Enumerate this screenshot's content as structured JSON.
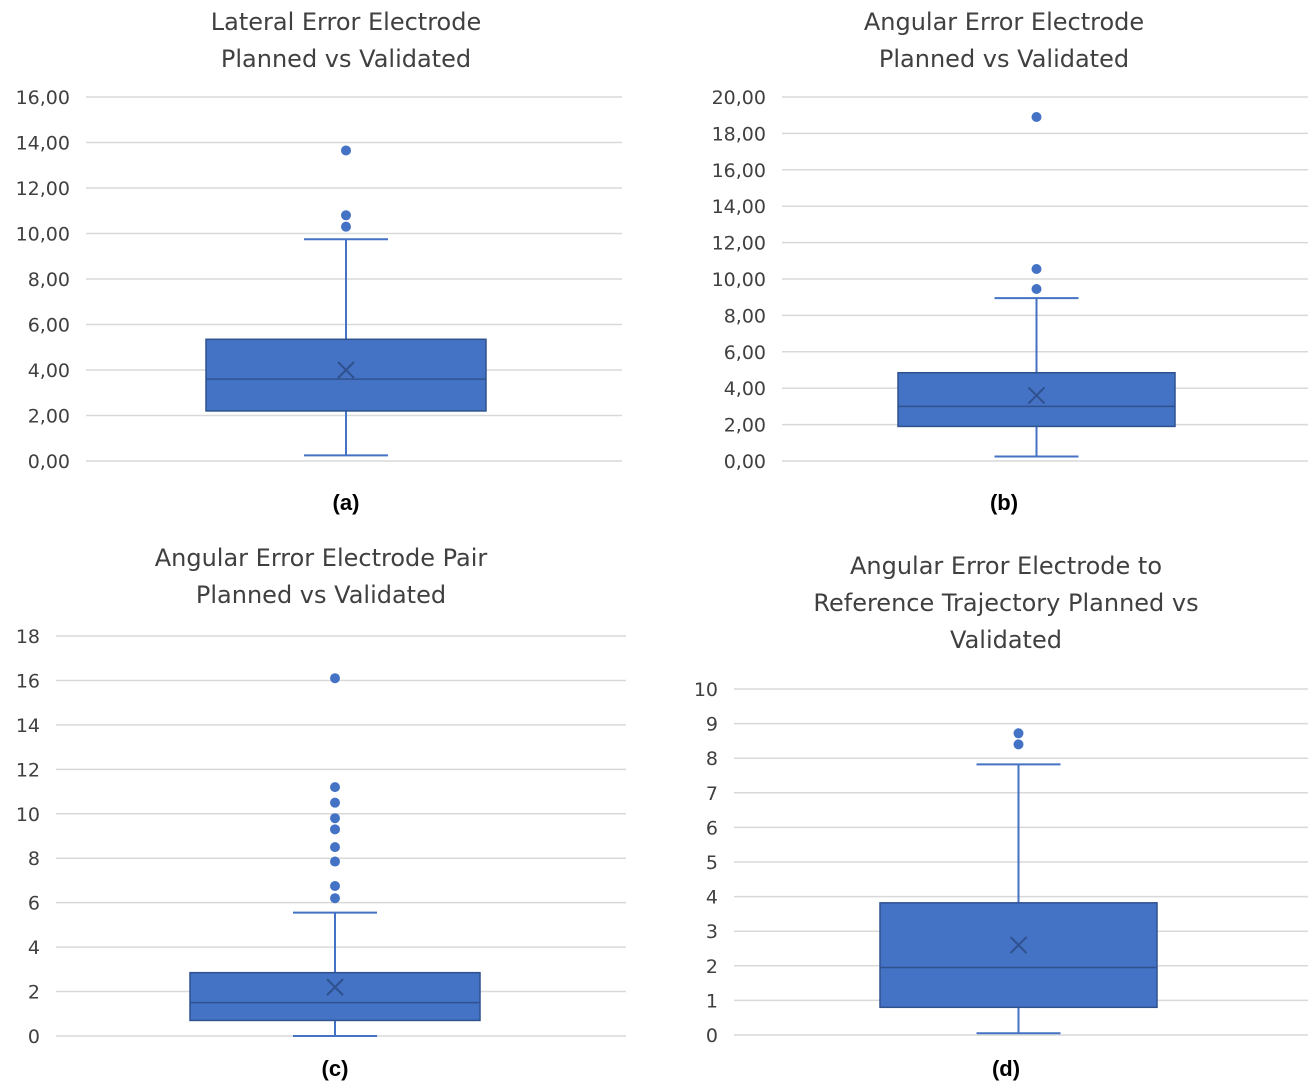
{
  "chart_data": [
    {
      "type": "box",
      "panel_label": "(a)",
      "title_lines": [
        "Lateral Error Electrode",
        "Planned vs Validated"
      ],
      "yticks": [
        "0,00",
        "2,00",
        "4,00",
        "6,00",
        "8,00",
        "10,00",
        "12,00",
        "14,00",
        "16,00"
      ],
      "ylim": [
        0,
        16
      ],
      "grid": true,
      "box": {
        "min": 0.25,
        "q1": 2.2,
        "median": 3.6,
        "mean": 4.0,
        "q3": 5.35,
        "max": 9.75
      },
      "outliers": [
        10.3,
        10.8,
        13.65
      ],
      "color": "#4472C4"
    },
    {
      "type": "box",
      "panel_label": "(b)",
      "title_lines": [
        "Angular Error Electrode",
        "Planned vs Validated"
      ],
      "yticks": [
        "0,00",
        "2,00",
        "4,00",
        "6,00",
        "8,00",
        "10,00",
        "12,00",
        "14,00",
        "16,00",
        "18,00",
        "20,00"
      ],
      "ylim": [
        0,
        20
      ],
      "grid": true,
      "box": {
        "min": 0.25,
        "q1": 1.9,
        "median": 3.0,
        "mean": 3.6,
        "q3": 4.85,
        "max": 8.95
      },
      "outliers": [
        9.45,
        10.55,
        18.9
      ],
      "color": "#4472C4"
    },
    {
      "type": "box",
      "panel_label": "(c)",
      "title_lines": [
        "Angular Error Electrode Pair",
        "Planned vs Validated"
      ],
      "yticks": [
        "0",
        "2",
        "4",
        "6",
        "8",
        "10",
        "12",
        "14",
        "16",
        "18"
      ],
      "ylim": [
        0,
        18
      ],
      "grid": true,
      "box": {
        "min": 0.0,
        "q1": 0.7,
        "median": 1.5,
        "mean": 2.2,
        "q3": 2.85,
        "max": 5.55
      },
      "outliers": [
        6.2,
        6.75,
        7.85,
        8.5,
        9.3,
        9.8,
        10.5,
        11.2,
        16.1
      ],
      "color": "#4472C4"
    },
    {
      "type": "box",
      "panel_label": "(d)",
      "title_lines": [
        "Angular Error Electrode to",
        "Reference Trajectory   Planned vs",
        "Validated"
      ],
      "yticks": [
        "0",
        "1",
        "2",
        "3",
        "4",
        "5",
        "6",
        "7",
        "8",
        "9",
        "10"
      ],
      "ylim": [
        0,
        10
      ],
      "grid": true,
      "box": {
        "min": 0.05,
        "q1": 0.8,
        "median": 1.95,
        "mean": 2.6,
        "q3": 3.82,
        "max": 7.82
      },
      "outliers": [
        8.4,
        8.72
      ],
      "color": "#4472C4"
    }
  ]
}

Written exercise:
Reproduce the material above in full and without alteration, but skip all pictures.

Solution to this exercise:
Enumerate this screenshot's content as structured JSON.
{
  "chart_data": [
    {
      "type": "box",
      "panel_label": "(a)",
      "title_lines": [
        "Lateral Error Electrode",
        "Planned vs Validated"
      ],
      "yticks": [
        "0,00",
        "2,00",
        "4,00",
        "6,00",
        "8,00",
        "10,00",
        "12,00",
        "14,00",
        "16,00"
      ],
      "ylim": [
        0,
        16
      ],
      "grid": true,
      "box": {
        "min": 0.25,
        "q1": 2.2,
        "median": 3.6,
        "mean": 4.0,
        "q3": 5.35,
        "max": 9.75
      },
      "outliers": [
        10.3,
        10.8,
        13.65
      ],
      "color": "#4472C4"
    },
    {
      "type": "box",
      "panel_label": "(b)",
      "title_lines": [
        "Angular Error Electrode",
        "Planned vs Validated"
      ],
      "yticks": [
        "0,00",
        "2,00",
        "4,00",
        "6,00",
        "8,00",
        "10,00",
        "12,00",
        "14,00",
        "16,00",
        "18,00",
        "20,00"
      ],
      "ylim": [
        0,
        20
      ],
      "grid": true,
      "box": {
        "min": 0.25,
        "q1": 1.9,
        "median": 3.0,
        "mean": 3.6,
        "q3": 4.85,
        "max": 8.95
      },
      "outliers": [
        9.45,
        10.55,
        18.9
      ],
      "color": "#4472C4"
    },
    {
      "type": "box",
      "panel_label": "(c)",
      "title_lines": [
        "Angular Error Electrode Pair",
        "Planned vs Validated"
      ],
      "yticks": [
        "0",
        "2",
        "4",
        "6",
        "8",
        "10",
        "12",
        "14",
        "16",
        "18"
      ],
      "ylim": [
        0,
        18
      ],
      "grid": true,
      "box": {
        "min": 0.0,
        "q1": 0.7,
        "median": 1.5,
        "mean": 2.2,
        "q3": 2.85,
        "max": 5.55
      },
      "outliers": [
        6.2,
        6.75,
        7.85,
        8.5,
        9.3,
        9.8,
        10.5,
        11.2,
        16.1
      ],
      "color": "#4472C4"
    },
    {
      "type": "box",
      "panel_label": "(d)",
      "title_lines": [
        "Angular Error Electrode to",
        "Reference Trajectory   Planned vs",
        "Validated"
      ],
      "yticks": [
        "0",
        "1",
        "2",
        "3",
        "4",
        "5",
        "6",
        "7",
        "8",
        "9",
        "10"
      ],
      "ylim": [
        0,
        10
      ],
      "grid": true,
      "box": {
        "min": 0.05,
        "q1": 0.8,
        "median": 1.95,
        "mean": 2.6,
        "q3": 3.82,
        "max": 7.82
      },
      "outliers": [
        8.4,
        8.72
      ],
      "color": "#4472C4"
    }
  ]
}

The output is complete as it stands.